## start

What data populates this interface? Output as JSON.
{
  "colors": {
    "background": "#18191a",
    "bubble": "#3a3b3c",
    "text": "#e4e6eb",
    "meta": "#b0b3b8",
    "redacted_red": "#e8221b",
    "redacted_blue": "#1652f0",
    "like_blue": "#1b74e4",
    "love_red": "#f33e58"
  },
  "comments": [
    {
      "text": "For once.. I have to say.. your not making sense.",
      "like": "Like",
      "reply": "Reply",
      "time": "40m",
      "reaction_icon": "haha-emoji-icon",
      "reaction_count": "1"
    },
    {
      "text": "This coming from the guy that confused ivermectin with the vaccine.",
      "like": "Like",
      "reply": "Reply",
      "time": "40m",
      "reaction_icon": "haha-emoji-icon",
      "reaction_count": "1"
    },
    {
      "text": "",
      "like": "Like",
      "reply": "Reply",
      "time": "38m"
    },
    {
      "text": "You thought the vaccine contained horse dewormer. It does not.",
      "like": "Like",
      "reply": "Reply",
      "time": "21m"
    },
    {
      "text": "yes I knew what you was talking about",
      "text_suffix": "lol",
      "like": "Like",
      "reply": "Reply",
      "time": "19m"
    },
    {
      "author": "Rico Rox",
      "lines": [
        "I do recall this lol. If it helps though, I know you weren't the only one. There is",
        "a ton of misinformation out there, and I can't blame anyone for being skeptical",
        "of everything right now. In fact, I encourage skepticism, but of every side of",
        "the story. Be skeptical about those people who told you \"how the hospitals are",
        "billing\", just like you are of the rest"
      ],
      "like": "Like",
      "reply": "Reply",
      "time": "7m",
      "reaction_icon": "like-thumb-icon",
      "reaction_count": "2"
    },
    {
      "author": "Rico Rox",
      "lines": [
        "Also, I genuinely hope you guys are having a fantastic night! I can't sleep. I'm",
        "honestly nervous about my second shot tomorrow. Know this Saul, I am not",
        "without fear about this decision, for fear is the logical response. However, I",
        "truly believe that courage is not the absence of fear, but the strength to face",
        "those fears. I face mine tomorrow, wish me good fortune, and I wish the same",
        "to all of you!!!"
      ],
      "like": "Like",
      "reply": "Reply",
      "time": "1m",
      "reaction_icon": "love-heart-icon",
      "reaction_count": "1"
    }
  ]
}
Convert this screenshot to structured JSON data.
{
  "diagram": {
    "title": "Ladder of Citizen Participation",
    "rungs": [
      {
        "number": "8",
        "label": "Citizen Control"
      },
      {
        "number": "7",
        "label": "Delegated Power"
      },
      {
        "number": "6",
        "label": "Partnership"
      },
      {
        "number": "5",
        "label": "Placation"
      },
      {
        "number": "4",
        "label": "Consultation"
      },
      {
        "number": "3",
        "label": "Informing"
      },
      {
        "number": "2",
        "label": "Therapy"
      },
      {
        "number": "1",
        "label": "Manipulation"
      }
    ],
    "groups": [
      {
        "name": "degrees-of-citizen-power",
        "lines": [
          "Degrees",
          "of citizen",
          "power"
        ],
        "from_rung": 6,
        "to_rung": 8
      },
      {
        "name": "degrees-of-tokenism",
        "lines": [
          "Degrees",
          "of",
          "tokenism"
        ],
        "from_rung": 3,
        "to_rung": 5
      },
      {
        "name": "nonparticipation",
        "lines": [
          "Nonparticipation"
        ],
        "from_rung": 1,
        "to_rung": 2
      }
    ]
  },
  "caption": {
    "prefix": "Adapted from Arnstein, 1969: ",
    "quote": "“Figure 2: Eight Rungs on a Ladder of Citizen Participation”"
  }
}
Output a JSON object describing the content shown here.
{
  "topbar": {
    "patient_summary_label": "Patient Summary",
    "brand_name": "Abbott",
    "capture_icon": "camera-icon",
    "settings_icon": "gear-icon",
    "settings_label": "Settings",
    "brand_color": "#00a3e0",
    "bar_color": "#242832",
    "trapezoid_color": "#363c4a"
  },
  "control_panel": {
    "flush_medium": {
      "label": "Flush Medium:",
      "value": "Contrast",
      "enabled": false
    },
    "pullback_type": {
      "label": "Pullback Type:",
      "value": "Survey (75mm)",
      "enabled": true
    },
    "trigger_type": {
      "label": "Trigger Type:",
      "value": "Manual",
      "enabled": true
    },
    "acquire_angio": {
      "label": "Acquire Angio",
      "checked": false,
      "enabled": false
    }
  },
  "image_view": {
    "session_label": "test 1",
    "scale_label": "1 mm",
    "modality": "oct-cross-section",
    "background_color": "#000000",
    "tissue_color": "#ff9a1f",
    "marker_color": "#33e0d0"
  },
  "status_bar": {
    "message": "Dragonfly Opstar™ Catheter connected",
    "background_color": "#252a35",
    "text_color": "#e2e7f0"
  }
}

## end

What you will do →
Pick out and copy the lines of the entries that hold the string "value".

Task output →
      "value": "Contrast",
      "value": "Survey (75mm)",
      "value": "Manual",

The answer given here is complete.